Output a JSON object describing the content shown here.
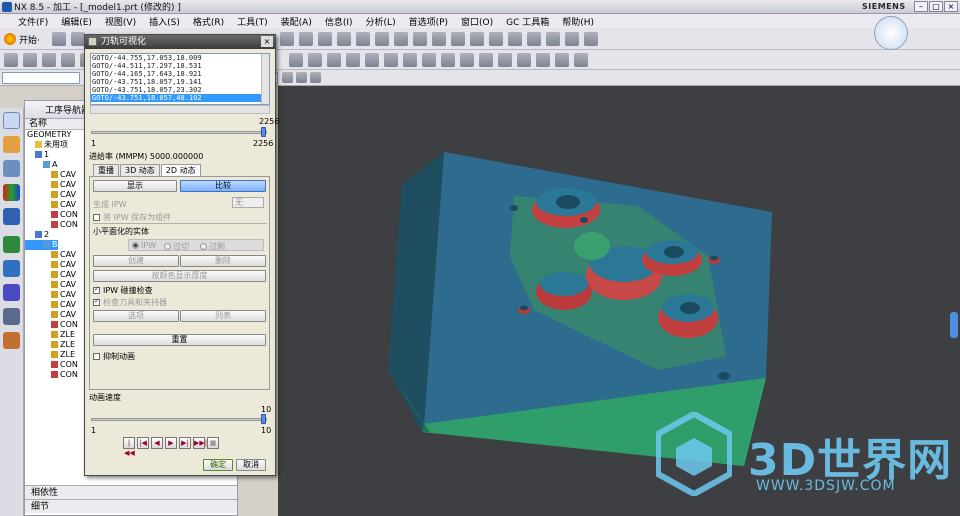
{
  "window": {
    "title": "NX 8.5 - 加工 - [_model1.prt  (修改的) ]",
    "brand": "SIEMENS",
    "controls": [
      "–",
      "□",
      "×"
    ]
  },
  "menu": [
    "文件(F)",
    "编辑(E)",
    "视图(V)",
    "插入(S)",
    "格式(R)",
    "工具(T)",
    "装配(A)",
    "信息(I)",
    "分析(L)",
    "首选项(P)",
    "窗口(O)",
    "GC 工具箱",
    "帮助(H)"
  ],
  "toolbar": {
    "start_label": "开始·"
  },
  "navigator": {
    "title": "工序导航器",
    "column": "名称",
    "items": [
      {
        "label": "GEOMETRY",
        "indent": 0,
        "icon": "none"
      },
      {
        "label": "未用项",
        "indent": 1,
        "icon": "folder"
      },
      {
        "label": "1",
        "indent": 1,
        "icon": "coord"
      },
      {
        "label": "A",
        "indent": 2,
        "icon": "geom"
      },
      {
        "label": "CAV",
        "indent": 3,
        "icon": "op"
      },
      {
        "label": "CAV",
        "indent": 3,
        "icon": "op"
      },
      {
        "label": "CAV",
        "indent": 3,
        "icon": "op"
      },
      {
        "label": "CAV",
        "indent": 3,
        "icon": "op"
      },
      {
        "label": "CON",
        "indent": 3,
        "icon": "op2"
      },
      {
        "label": "CON",
        "indent": 3,
        "icon": "op2"
      },
      {
        "label": "2",
        "indent": 1,
        "icon": "coord"
      },
      {
        "label": "B",
        "indent": 2,
        "icon": "geom",
        "selected": true
      },
      {
        "label": "CAV",
        "indent": 3,
        "icon": "op"
      },
      {
        "label": "CAV",
        "indent": 3,
        "icon": "op"
      },
      {
        "label": "CAV",
        "indent": 3,
        "icon": "op"
      },
      {
        "label": "CAV",
        "indent": 3,
        "icon": "op"
      },
      {
        "label": "CAV",
        "indent": 3,
        "icon": "op"
      },
      {
        "label": "CAV",
        "indent": 3,
        "icon": "op"
      },
      {
        "label": "CAV",
        "indent": 3,
        "icon": "op"
      },
      {
        "label": "CON",
        "indent": 3,
        "icon": "op2"
      },
      {
        "label": "ZLE",
        "indent": 3,
        "icon": "op"
      },
      {
        "label": "ZLE",
        "indent": 3,
        "icon": "op"
      },
      {
        "label": "ZLE",
        "indent": 3,
        "icon": "op"
      },
      {
        "label": "CON",
        "indent": 3,
        "icon": "op2"
      },
      {
        "label": "CON",
        "indent": 3,
        "icon": "op2"
      }
    ],
    "bottom": [
      "相依性",
      "细节"
    ]
  },
  "dialog": {
    "title": "刀轨可视化",
    "gotos": [
      "GOTO/-44.755,17.053,18.009",
      "GOTO/-44.511,17.297,18.531",
      "GOTO/-44.165,17.643,18.921",
      "GOTO/-43.751,18.057,19.141",
      "GOTO/-43.751,18.057,23.302",
      "GOTO/-43.751,18.057,48.102"
    ],
    "slider_max": "2256",
    "slider_min": "1",
    "slider_value": "2256",
    "feed_rate": "进给率 (MMPM) 5000.000000",
    "tabs": [
      "重播",
      "3D 动态",
      "2D 动态"
    ],
    "active_tab": "2D 动态",
    "show_btn": "显示",
    "compare_btn": "比较",
    "gen_ipw": "生成 IPW",
    "gen_ipw_value": "无",
    "save_ipw": "将 IPW 保存为组件",
    "faceted_group": "小平面化的实体",
    "radio_ipw": "IPW",
    "radio_cut": "过切",
    "radio_over": "过剩",
    "create_btn": "创建",
    "delete_btn": "删除",
    "color_btn": "按颜色显示厚度",
    "collision_check": "IPW 碰撞检查",
    "check_tools": "检查刀具和夹持器",
    "options_btn": "选项",
    "list_btn": "列表",
    "reset_btn": "重置",
    "suppress_anim": "抑制动画",
    "anim_speed": "动画速度",
    "speed_min": "1",
    "speed_max": "10",
    "speed_value": "10",
    "ok": "确定",
    "cancel": "取消"
  },
  "watermark": {
    "main": "3D世界网",
    "url": "WWW.3DSJW.COM"
  }
}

※

Omit the pictures, then quote the rest of the material above exactly.

Output a JSON object describing the content shown here.
{
  "window": {
    "title": "NX 8.5 - 加工 - [_model1.prt  (修改的) ]",
    "brand": "SIEMENS",
    "controls": [
      "–",
      "□",
      "×"
    ]
  },
  "menu": [
    "文件(F)",
    "编辑(E)",
    "视图(V)",
    "插入(S)",
    "格式(R)",
    "工具(T)",
    "装配(A)",
    "信息(I)",
    "分析(L)",
    "首选项(P)",
    "窗口(O)",
    "GC 工具箱",
    "帮助(H)"
  ],
  "toolbar": {
    "start_label": "开始·"
  },
  "navigator": {
    "title": "工序导航器",
    "column": "名称",
    "items": [
      {
        "label": "GEOMETRY",
        "indent": 0,
        "icon": "none"
      },
      {
        "label": "未用项",
        "indent": 1,
        "icon": "folder"
      },
      {
        "label": "1",
        "indent": 1,
        "icon": "coord"
      },
      {
        "label": "A",
        "indent": 2,
        "icon": "geom"
      },
      {
        "label": "CAV",
        "indent": 3,
        "icon": "op"
      },
      {
        "label": "CAV",
        "indent": 3,
        "icon": "op"
      },
      {
        "label": "CAV",
        "indent": 3,
        "icon": "op"
      },
      {
        "label": "CAV",
        "indent": 3,
        "icon": "op"
      },
      {
        "label": "CON",
        "indent": 3,
        "icon": "op2"
      },
      {
        "label": "CON",
        "indent": 3,
        "icon": "op2"
      },
      {
        "label": "2",
        "indent": 1,
        "icon": "coord"
      },
      {
        "label": "B",
        "indent": 2,
        "icon": "geom",
        "selected": true
      },
      {
        "label": "CAV",
        "indent": 3,
        "icon": "op"
      },
      {
        "label": "CAV",
        "indent": 3,
        "icon": "op"
      },
      {
        "label": "CAV",
        "indent": 3,
        "icon": "op"
      },
      {
        "label": "CAV",
        "indent": 3,
        "icon": "op"
      },
      {
        "label": "CAV",
        "indent": 3,
        "icon": "op"
      },
      {
        "label": "CAV",
        "indent": 3,
        "icon": "op"
      },
      {
        "label": "CAV",
        "indent": 3,
        "icon": "op"
      },
      {
        "label": "CON",
        "indent": 3,
        "icon": "op2"
      },
      {
        "label": "ZLE",
        "indent": 3,
        "icon": "op"
      },
      {
        "label": "ZLE",
        "indent": 3,
        "icon": "op"
      },
      {
        "label": "ZLE",
        "indent": 3,
        "icon": "op"
      },
      {
        "label": "CON",
        "indent": 3,
        "icon": "op2"
      },
      {
        "label": "CON",
        "indent": 3,
        "icon": "op2"
      }
    ],
    "bottom": [
      "相依性",
      "细节"
    ]
  },
  "dialog": {
    "title": "刀轨可视化",
    "gotos": [
      "GOTO/-44.755,17.053,18.009",
      "GOTO/-44.511,17.297,18.531",
      "GOTO/-44.165,17.643,18.921",
      "GOTO/-43.751,18.057,19.141",
      "GOTO/-43.751,18.057,23.302",
      "GOTO/-43.751,18.057,48.102"
    ],
    "slider_max": "2256",
    "slider_min": "1",
    "slider_value": "2256",
    "feed_rate": "进给率 (MMPM) 5000.000000",
    "tabs": [
      "重播",
      "3D 动态",
      "2D 动态"
    ],
    "active_tab": "2D 动态",
    "show_btn": "显示",
    "compare_btn": "比较",
    "gen_ipw": "生成 IPW",
    "gen_ipw_value": "无",
    "save_ipw": "将 IPW 保存为组件",
    "faceted_group": "小平面化的实体",
    "radio_ipw": "IPW",
    "radio_cut": "过切",
    "radio_over": "过剩",
    "create_btn": "创建",
    "delete_btn": "删除",
    "color_btn": "按颜色显示厚度",
    "collision_check": "IPW 碰撞检查",
    "check_tools": "检查刀具和夹持器",
    "options_btn": "选项",
    "list_btn": "列表",
    "reset_btn": "重置",
    "suppress_anim": "抑制动画",
    "anim_speed": "动画速度",
    "speed_min": "1",
    "speed_max": "10",
    "speed_value": "10",
    "ok": "确定",
    "cancel": "取消"
  },
  "watermark": {
    "main": "3D世界网",
    "url": "WWW.3DSJW.COM"
  }
}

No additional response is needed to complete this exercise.